⟨

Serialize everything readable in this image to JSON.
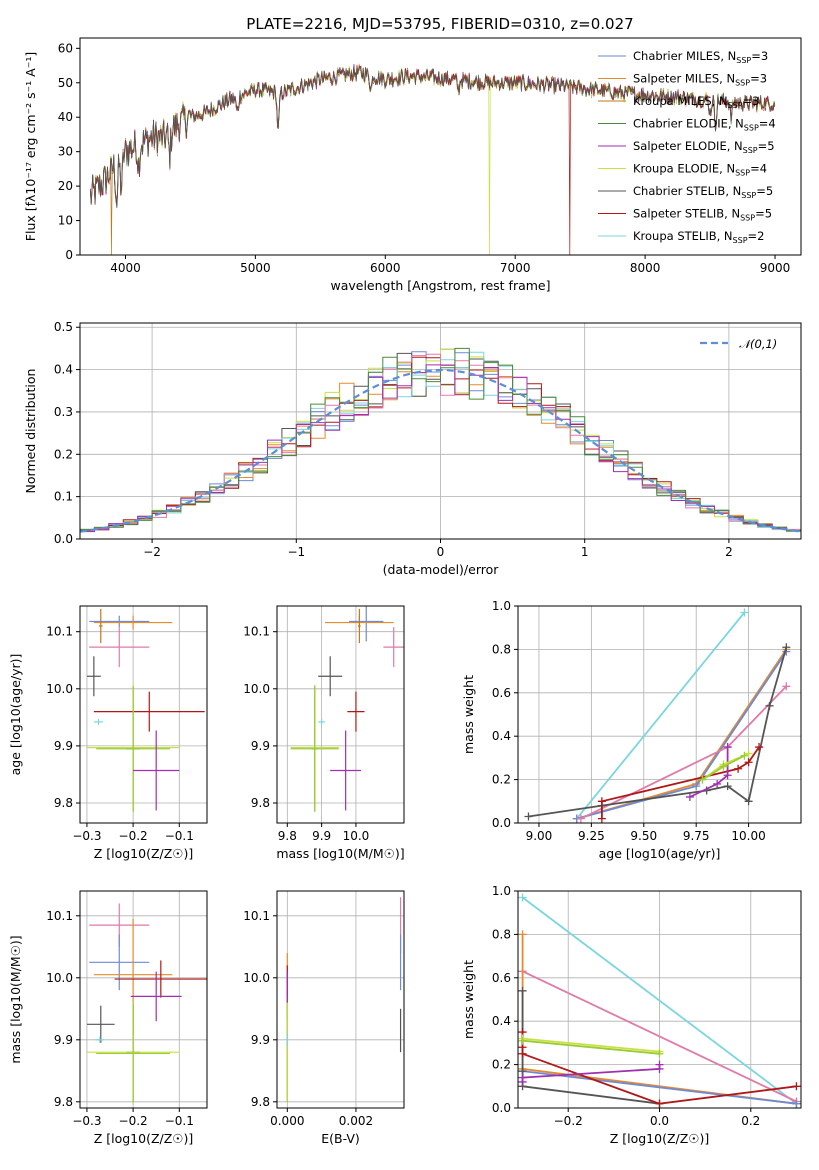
{
  "figure_title": "PLATE=2216, MJD=53795, FIBERID=0310, z=0.027",
  "colors": {
    "Chabrier MILES": "#6d8ad6",
    "Salpeter MILES": "#e58a2d",
    "Kroupa MILES": "#c07818",
    "Chabrier ELODIE": "#4a8a3a",
    "Salpeter ELODIE": "#a030b0",
    "Kroupa ELODIE": "#c8e040",
    "Chabrier STELIB": "#555555",
    "Salpeter STELIB": "#b01818",
    "Kroupa STELIB": "#7ad6de",
    "pink": "#e07aa8",
    "lime": "#9acd32",
    "gauss": "#5b8fd6"
  },
  "chart_data": [
    {
      "id": "spectrum",
      "type": "line",
      "title": "PLATE=2216, MJD=53795, FIBERID=0310, z=0.027",
      "xlabel": "wavelength [Angstrom, rest frame]",
      "ylabel": "Flux [fλ10⁻¹⁷ erg cm⁻² s⁻¹ A⁻¹]",
      "xlim": [
        3650,
        9200
      ],
      "ylim": [
        0,
        63
      ],
      "xticks": [
        "4000",
        "5000",
        "6000",
        "7000",
        "8000",
        "9000"
      ],
      "yticks": [
        "0",
        "10",
        "20",
        "30",
        "40",
        "50",
        "60"
      ],
      "legend_position": "top-right",
      "legend": [
        "Chabrier MILES, N_SSP=3",
        "Salpeter MILES, N_SSP=3",
        "Kroupa MILES, N_SSP=3",
        "Chabrier ELODIE, N_SSP=4",
        "Salpeter ELODIE, N_SSP=5",
        "Kroupa ELODIE, N_SSP=4",
        "Chabrier STELIB, N_SSP=5",
        "Salpeter STELIB, N_SSP=5",
        "Kroupa STELIB, N_SSP=2"
      ],
      "continuum": [
        [
          3730,
          17
        ],
        [
          3850,
          22
        ],
        [
          3920,
          26
        ],
        [
          4000,
          30
        ],
        [
          4100,
          32
        ],
        [
          4200,
          34
        ],
        [
          4300,
          34
        ],
        [
          4400,
          38
        ],
        [
          4500,
          40
        ],
        [
          4600,
          41
        ],
        [
          4800,
          45
        ],
        [
          5000,
          48
        ],
        [
          5200,
          47
        ],
        [
          5500,
          51
        ],
        [
          5800,
          53
        ],
        [
          6000,
          51
        ],
        [
          6200,
          52
        ],
        [
          6500,
          51
        ],
        [
          6800,
          50
        ],
        [
          7000,
          50
        ],
        [
          7400,
          49
        ],
        [
          7800,
          47
        ],
        [
          8200,
          46
        ],
        [
          8500,
          45
        ],
        [
          8800,
          44
        ],
        [
          9000,
          44
        ]
      ],
      "dropouts": [
        {
          "series": "Kroupa ELODIE",
          "x": 6800,
          "y": 0
        },
        {
          "series": "Salpeter STELIB",
          "x": 7420,
          "y": 0
        },
        {
          "series": "Kroupa MILES",
          "x": 3890,
          "y": 0
        }
      ]
    },
    {
      "id": "residuals",
      "type": "step-histogram",
      "xlabel": "(data-model)/error",
      "ylabel": "Normed distribution",
      "xlim": [
        -2.5,
        2.5
      ],
      "ylim": [
        0,
        0.51
      ],
      "xticks": [
        "-2",
        "-1",
        "0",
        "1",
        "2"
      ],
      "yticks": [
        "0.0",
        "0.1",
        "0.2",
        "0.3",
        "0.4",
        "0.5"
      ],
      "legend_position": "top-right",
      "legend": [
        "N(0,1)"
      ],
      "bin_width": 0.1
    },
    {
      "id": "age-Z",
      "type": "errorbar",
      "xlabel": "Z [log10(Z/Z☉)]",
      "ylabel": "age  [log10(age/yr)]",
      "xlim": [
        -0.315,
        -0.04
      ],
      "ylim": [
        9.765,
        10.145
      ],
      "xticks": [
        "-0.3",
        "-0.2",
        "-0.1"
      ],
      "yticks": [
        "9.8",
        "9.9",
        "10.0",
        "10.1"
      ],
      "points": [
        {
          "color": "Chabrier MILES",
          "x": -0.23,
          "xerr": 0.065,
          "y": 10.118,
          "yerr": 0.01
        },
        {
          "color": "Salpeter MILES",
          "x": -0.2,
          "xerr": 0.085,
          "y": 10.116,
          "yerr": 0.012
        },
        {
          "color": "Kroupa MILES",
          "x": -0.27,
          "xerr": 0.004,
          "y": 10.11,
          "yerr": 0.03
        },
        {
          "color": "pink",
          "x": -0.23,
          "xerr": 0.065,
          "y": 10.073,
          "yerr": 0.035
        },
        {
          "color": "Chabrier STELIB",
          "x": -0.285,
          "xerr": 0.015,
          "y": 10.022,
          "yerr": 0.035
        },
        {
          "color": "Salpeter STELIB",
          "x": -0.165,
          "xerr": 0.12,
          "y": 9.96,
          "yerr": 0.035
        },
        {
          "color": "Kroupa STELIB",
          "x": -0.275,
          "xerr": 0.01,
          "y": 9.942,
          "yerr": 0.005
        },
        {
          "color": "Chabrier ELODIE",
          "x": -0.2,
          "xerr": 0.015,
          "y": 9.895,
          "yerr": 0.11
        },
        {
          "color": "Kroupa ELODIE",
          "x": -0.2,
          "xerr": 0.1,
          "y": 9.897,
          "yerr": 0.11
        },
        {
          "color": "lime",
          "x": -0.2,
          "xerr": 0.08,
          "y": 9.895,
          "yerr": 0.11
        },
        {
          "color": "Salpeter ELODIE",
          "x": -0.15,
          "xerr": 0.05,
          "y": 9.857,
          "yerr": 0.07
        }
      ]
    },
    {
      "id": "age-mass",
      "type": "errorbar",
      "xlabel": "mass [log10(M/M☉)]",
      "xlim": [
        9.77,
        10.14
      ],
      "ylim": [
        9.765,
        10.145
      ],
      "xticks": [
        "9.8",
        "9.9",
        "10.0"
      ],
      "yticks": [
        "9.8",
        "9.9",
        "10.0",
        "10.1"
      ],
      "points": [
        {
          "color": "Chabrier MILES",
          "x": 10.03,
          "xerr": 0.05,
          "y": 10.118,
          "yerr": 0.035
        },
        {
          "color": "Salpeter MILES",
          "x": 10.01,
          "xerr": 0.1,
          "y": 10.116,
          "yerr": 0.012
        },
        {
          "color": "Kroupa MILES",
          "x": 10.01,
          "xerr": 0.004,
          "y": 10.11,
          "yerr": 0.03
        },
        {
          "color": "pink",
          "x": 10.11,
          "xerr": 0.03,
          "y": 10.073,
          "yerr": 0.035
        },
        {
          "color": "Chabrier STELIB",
          "x": 9.925,
          "xerr": 0.035,
          "y": 10.022,
          "yerr": 0.035
        },
        {
          "color": "Salpeter STELIB",
          "x": 10.0,
          "xerr": 0.025,
          "y": 9.96,
          "yerr": 0.035
        },
        {
          "color": "Kroupa STELIB",
          "x": 9.9,
          "xerr": 0.01,
          "y": 9.942,
          "yerr": 0.005
        },
        {
          "color": "Chabrier ELODIE",
          "x": 9.88,
          "xerr": 0.01,
          "y": 9.895,
          "yerr": 0.11
        },
        {
          "color": "Kroupa ELODIE",
          "x": 9.88,
          "xerr": 0.07,
          "y": 9.897,
          "yerr": 0.11
        },
        {
          "color": "lime",
          "x": 9.88,
          "xerr": 0.07,
          "y": 9.895,
          "yerr": 0.11
        },
        {
          "color": "Salpeter ELODIE",
          "x": 9.97,
          "xerr": 0.045,
          "y": 9.857,
          "yerr": 0.07
        }
      ]
    },
    {
      "id": "weight-age",
      "type": "line",
      "xlabel": "age  [log10(age/yr)]",
      "ylabel": "mass weight",
      "xlim": [
        8.9,
        10.25
      ],
      "ylim": [
        0,
        1
      ],
      "xticks": [
        "9.00",
        "9.25",
        "9.50",
        "9.75",
        "10.00"
      ],
      "yticks": [
        "0.0",
        "0.2",
        "0.4",
        "0.6",
        "0.8",
        "1.0"
      ],
      "series": [
        {
          "color": "Kroupa STELIB",
          "x": [
            9.18,
            9.98
          ],
          "y": [
            0.02,
            0.97
          ]
        },
        {
          "color": "Salpeter MILES",
          "x": [
            9.18,
            9.75,
            10.18
          ],
          "y": [
            0.02,
            0.18,
            0.8
          ]
        },
        {
          "color": "Chabrier MILES",
          "x": [
            9.18,
            9.75,
            10.18
          ],
          "y": [
            0.02,
            0.17,
            0.79
          ]
        },
        {
          "color": "pink",
          "x": [
            9.2,
            9.9,
            10.18
          ],
          "y": [
            0.02,
            0.35,
            0.63
          ]
        },
        {
          "color": "Chabrier STELIB",
          "x": [
            8.95,
            9.3,
            9.8,
            9.9,
            10.0,
            10.1,
            10.18
          ],
          "y": [
            0.03,
            0.08,
            0.15,
            0.17,
            0.1,
            0.54,
            0.81
          ]
        },
        {
          "color": "Salpeter STELIB",
          "x": [
            9.3,
            9.3,
            9.95,
            10.0,
            10.05
          ],
          "y": [
            0.02,
            0.1,
            0.25,
            0.28,
            0.35
          ]
        },
        {
          "color": "Salpeter ELODIE",
          "x": [
            9.72,
            9.85,
            9.9,
            9.9
          ],
          "y": [
            0.12,
            0.18,
            0.22,
            0.35
          ]
        },
        {
          "color": "Kroupa ELODIE",
          "x": [
            9.78,
            9.88,
            10.0
          ],
          "y": [
            0.2,
            0.27,
            0.32
          ]
        },
        {
          "color": "lime",
          "x": [
            9.78,
            9.88,
            9.98
          ],
          "y": [
            0.2,
            0.26,
            0.31
          ]
        }
      ]
    },
    {
      "id": "mass-Z",
      "type": "errorbar",
      "xlabel": "Z [log10(Z/Z☉)]",
      "ylabel": "mass [log10(M/M☉)]",
      "xlim": [
        -0.315,
        -0.04
      ],
      "ylim": [
        9.79,
        10.14
      ],
      "xticks": [
        "-0.3",
        "-0.2",
        "-0.1"
      ],
      "yticks": [
        "9.8",
        "9.9",
        "10.0",
        "10.1"
      ],
      "points": [
        {
          "color": "pink",
          "x": -0.23,
          "xerr": 0.065,
          "y": 10.085,
          "yerr": 0.035
        },
        {
          "color": "Chabrier MILES",
          "x": -0.23,
          "xerr": 0.065,
          "y": 10.025,
          "yerr": 0.045
        },
        {
          "color": "Salpeter MILES",
          "x": -0.2,
          "xerr": 0.085,
          "y": 10.005,
          "yerr": 0.09
        },
        {
          "color": "Salpeter STELIB",
          "x": -0.14,
          "xerr": 0.1,
          "y": 9.998,
          "yerr": 0.03
        },
        {
          "color": "Salpeter ELODIE",
          "x": -0.15,
          "xerr": 0.055,
          "y": 9.97,
          "yerr": 0.04
        },
        {
          "color": "Chabrier STELIB",
          "x": -0.27,
          "xerr": 0.03,
          "y": 9.925,
          "yerr": 0.03
        },
        {
          "color": "Kroupa STELIB",
          "x": -0.272,
          "xerr": 0.01,
          "y": 9.9,
          "yerr": 0.005
        },
        {
          "color": "Chabrier ELODIE",
          "x": -0.2,
          "xerr": 0.015,
          "y": 9.88,
          "yerr": 0.08
        },
        {
          "color": "Kroupa ELODIE",
          "x": -0.2,
          "xerr": 0.1,
          "y": 9.88,
          "yerr": 0.08
        },
        {
          "color": "lime",
          "x": -0.2,
          "xerr": 0.08,
          "y": 9.878,
          "yerr": 0.08
        }
      ]
    },
    {
      "id": "mass-ebv",
      "type": "errorbar",
      "xlabel": "E(B-V)",
      "xlim": [
        -0.0003,
        0.0034
      ],
      "ylim": [
        9.79,
        10.14
      ],
      "xticks": [
        "0.000",
        "0.002"
      ],
      "yticks": [
        "9.8",
        "9.9",
        "10.0",
        "10.1"
      ],
      "points": [
        {
          "color": "pink",
          "x": 0.0033,
          "xerr": 0,
          "y": 10.085,
          "yerr": 0.045
        },
        {
          "color": "Chabrier MILES",
          "x": 0.0033,
          "xerr": 0,
          "y": 10.025,
          "yerr": 0.045
        },
        {
          "color": "Chabrier STELIB",
          "x": 0.0033,
          "xerr": 0,
          "y": 9.915,
          "yerr": 0.035
        },
        {
          "color": "Salpeter MILES",
          "x": 0.0,
          "xerr": 0,
          "y": 10.005,
          "yerr": 0.035
        },
        {
          "color": "Salpeter STELIB",
          "x": 0.0,
          "xerr": 0,
          "y": 9.99,
          "yerr": 0.03
        },
        {
          "color": "Salpeter ELODIE",
          "x": 0.0,
          "xerr": 0,
          "y": 9.97,
          "yerr": 0.04
        },
        {
          "color": "Chabrier ELODIE",
          "x": 0.0,
          "xerr": 0,
          "y": 9.88,
          "yerr": 0.08
        },
        {
          "color": "Kroupa ELODIE",
          "x": 0.0,
          "xerr": 0,
          "y": 9.88,
          "yerr": 0.08
        },
        {
          "color": "Kroupa STELIB",
          "x": 0.0,
          "xerr": 0,
          "y": 9.9,
          "yerr": 0.01
        }
      ]
    },
    {
      "id": "weight-Z",
      "type": "line",
      "xlabel": "Z [log10(Z/Z☉)]",
      "ylabel": "mass weight",
      "xlim": [
        -0.31,
        0.31
      ],
      "ylim": [
        0,
        1
      ],
      "xticks": [
        "-0.2",
        "0.0",
        "0.2"
      ],
      "yticks": [
        "0.0",
        "0.2",
        "0.4",
        "0.6",
        "0.8",
        "1.0"
      ],
      "series": [
        {
          "color": "Kroupa STELIB",
          "x": [
            -0.3,
            0.3
          ],
          "y": [
            0.97,
            0.02
          ]
        },
        {
          "color": "pink",
          "x": [
            -0.3,
            0.3
          ],
          "y": [
            0.63,
            0.03
          ]
        },
        {
          "color": "Salpeter MILES",
          "x": [
            -0.3,
            -0.3,
            0.3
          ],
          "y": [
            0.8,
            0.18,
            0.02
          ]
        },
        {
          "color": "Chabrier MILES",
          "x": [
            -0.3,
            0.3
          ],
          "y": [
            0.17,
            0.02
          ]
        },
        {
          "color": "Chabrier STELIB",
          "x": [
            -0.3,
            -0.3,
            -0.3,
            0.0
          ],
          "y": [
            0.54,
            0.17,
            0.1,
            0.02
          ]
        },
        {
          "color": "Salpeter STELIB",
          "x": [
            -0.3,
            -0.3,
            -0.3,
            0.0,
            0.3
          ],
          "y": [
            0.35,
            0.28,
            0.25,
            0.02,
            0.1
          ]
        },
        {
          "color": "Salpeter ELODIE",
          "x": [
            -0.3,
            -0.3,
            0.0,
            0.0
          ],
          "y": [
            0.12,
            0.14,
            0.18,
            0.2
          ]
        },
        {
          "color": "Kroupa ELODIE",
          "x": [
            -0.3,
            0.0
          ],
          "y": [
            0.32,
            0.26
          ]
        },
        {
          "color": "lime",
          "x": [
            -0.3,
            0.0
          ],
          "y": [
            0.31,
            0.25
          ]
        }
      ]
    }
  ]
}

⟩

§ TASK DESCRIPTION
Copy every line of the listing where the word "xlabel" appears.

§ ANSWER TO THIS EXERCISE
      "xlabel": "wavelength [Angstrom, rest frame]",
      "xlabel": "(data-model)/error",
      "xlabel": "Z [log10(Z/Z☉)]",
      "xlabel": "mass [log10(M/M☉)]",
      "xlabel": "age  [log10(age/yr)]",
      "xlabel": "Z [log10(Z/Z☉)]",
      "xlabel": "E(B-V)",
      "xlabel": "Z [log10(Z/Z☉)]",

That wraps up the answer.